_EXTRACTO SELECCIONADO:_
============================================================
Quizás la respuesta a todas estas preguntas resida originalmente en la creencia íntima de los médicos en el valor de los enfoques farmacológicos sobre los no farmacológicos, y a que estos últimos apenas estén presentes en los estudios universitarios de grado. La persona con diabetes que asume el papel principal en su tratamiento puede entender lo que es clave para lograr sus objetivos terapéuticos, pero aún así mostrarse reticente a lo que me gusta llamar la «vieja escuela» de atención médica, donde el paciente está acostumbrado a que el médico le dicte los objetivos y el paciente obedezca sin hacer preguntas. Esta visión suele ir acompañada de una cómoda distribución de las tareas en las que el terapeuta se responsabiliza de los éxitos y los fracasos del paciente.
============================================================
Entradas almacenadas:
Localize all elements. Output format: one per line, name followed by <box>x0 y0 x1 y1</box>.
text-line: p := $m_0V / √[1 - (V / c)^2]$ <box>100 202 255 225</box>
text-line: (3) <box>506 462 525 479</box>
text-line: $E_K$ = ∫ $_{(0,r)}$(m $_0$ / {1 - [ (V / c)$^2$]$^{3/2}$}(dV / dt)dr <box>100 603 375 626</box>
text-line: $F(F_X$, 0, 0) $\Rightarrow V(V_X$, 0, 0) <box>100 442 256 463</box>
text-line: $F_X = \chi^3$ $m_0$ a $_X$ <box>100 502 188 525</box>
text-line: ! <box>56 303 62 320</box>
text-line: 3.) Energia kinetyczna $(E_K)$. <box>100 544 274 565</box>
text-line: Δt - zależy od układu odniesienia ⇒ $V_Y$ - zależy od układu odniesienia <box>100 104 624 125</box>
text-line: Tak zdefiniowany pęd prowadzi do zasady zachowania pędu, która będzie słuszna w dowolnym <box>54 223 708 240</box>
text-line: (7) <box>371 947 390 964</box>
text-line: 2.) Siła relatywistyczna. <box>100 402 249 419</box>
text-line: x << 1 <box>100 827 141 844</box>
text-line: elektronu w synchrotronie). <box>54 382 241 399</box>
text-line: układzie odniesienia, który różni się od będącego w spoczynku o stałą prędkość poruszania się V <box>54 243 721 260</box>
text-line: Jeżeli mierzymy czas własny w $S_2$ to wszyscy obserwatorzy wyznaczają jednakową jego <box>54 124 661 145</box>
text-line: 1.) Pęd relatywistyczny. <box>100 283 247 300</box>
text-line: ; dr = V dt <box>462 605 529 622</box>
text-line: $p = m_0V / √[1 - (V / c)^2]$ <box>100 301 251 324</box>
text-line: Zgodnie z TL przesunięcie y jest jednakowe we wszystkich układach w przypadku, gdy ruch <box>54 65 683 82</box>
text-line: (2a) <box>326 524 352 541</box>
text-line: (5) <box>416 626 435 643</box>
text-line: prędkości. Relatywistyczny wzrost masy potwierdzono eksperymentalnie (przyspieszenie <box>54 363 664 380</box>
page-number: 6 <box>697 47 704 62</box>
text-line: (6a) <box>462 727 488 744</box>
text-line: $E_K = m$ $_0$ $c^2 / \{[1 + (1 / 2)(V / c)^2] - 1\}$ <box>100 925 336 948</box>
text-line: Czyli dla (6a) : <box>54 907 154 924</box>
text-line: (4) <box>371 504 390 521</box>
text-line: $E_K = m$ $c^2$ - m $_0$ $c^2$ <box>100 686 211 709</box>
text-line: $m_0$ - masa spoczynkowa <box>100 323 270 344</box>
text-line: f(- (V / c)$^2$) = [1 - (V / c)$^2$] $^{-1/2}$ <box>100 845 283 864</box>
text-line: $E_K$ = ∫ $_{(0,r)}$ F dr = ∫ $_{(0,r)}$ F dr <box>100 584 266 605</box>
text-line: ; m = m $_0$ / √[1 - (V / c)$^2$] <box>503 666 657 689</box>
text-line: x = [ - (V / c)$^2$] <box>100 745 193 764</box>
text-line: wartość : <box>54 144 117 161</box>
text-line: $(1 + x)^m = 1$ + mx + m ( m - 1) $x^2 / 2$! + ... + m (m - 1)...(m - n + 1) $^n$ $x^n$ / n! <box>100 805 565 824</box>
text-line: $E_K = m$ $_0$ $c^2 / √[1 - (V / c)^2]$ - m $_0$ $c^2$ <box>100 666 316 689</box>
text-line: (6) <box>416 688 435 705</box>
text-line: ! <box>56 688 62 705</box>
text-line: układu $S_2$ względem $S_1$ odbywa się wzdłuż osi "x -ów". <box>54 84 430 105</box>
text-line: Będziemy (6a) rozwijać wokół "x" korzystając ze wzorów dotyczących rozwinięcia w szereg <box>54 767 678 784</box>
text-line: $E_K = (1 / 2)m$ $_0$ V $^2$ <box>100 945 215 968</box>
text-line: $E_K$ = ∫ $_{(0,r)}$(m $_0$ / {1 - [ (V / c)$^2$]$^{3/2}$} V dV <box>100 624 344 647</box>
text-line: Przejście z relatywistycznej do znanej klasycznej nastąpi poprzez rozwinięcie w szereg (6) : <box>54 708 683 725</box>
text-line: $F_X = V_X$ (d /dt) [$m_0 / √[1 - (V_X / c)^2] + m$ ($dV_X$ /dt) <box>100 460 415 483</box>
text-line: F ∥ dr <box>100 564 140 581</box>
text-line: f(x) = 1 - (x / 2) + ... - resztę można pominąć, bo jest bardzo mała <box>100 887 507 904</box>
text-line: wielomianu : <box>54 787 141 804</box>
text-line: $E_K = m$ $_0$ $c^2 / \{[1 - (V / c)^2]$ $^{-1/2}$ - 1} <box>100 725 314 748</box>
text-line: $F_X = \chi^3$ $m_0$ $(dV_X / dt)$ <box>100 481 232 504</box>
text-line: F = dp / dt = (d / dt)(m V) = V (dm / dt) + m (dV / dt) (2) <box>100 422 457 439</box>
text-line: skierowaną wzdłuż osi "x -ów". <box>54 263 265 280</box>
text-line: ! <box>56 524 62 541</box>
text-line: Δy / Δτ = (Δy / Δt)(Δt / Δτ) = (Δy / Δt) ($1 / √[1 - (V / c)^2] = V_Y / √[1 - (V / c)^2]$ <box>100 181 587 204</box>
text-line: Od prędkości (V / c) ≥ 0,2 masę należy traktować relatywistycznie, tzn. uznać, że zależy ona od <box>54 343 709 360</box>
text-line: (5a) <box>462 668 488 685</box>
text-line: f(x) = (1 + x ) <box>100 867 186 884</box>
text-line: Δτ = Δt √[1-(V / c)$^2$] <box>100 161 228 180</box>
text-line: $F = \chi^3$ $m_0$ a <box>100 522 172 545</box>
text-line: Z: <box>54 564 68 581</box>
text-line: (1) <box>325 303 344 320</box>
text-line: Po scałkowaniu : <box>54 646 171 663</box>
============================================================
_TAREA:_ Transcribe del extracto sobre la atención a la diabetes todo lo que va desde "Quizás la respuesta" hasta "fracasos del paciente.". Las líneas no hacen falta para resolver nada.

_TU SOLUCIÓN:_
Quizás la respuesta a todas estas preguntas resida originalmente en la creencia íntima de los médicos en el valor de los enfoques farmacológicos sobre los no farmacológicos, y a que estos últimos apenas estén presentes en los estudios universitarios de grado. La persona con diabetes que asume el papel principal en su tratamiento puede entender lo que es clave para lograr sus objetivos terapéuticos, pero aún así mostrarse reticente a lo que me gusta llamar la «vieja escuela» de atención médica, donde el paciente está acostumbrado a que el médico le dicte los objetivos y el paciente obedezca sin hacer preguntas. Esta visión suele ir acompañada de una cómoda distribución de las tareas en las que el terapeuta se responsabiliza de los éxitos y los fracasos del paciente.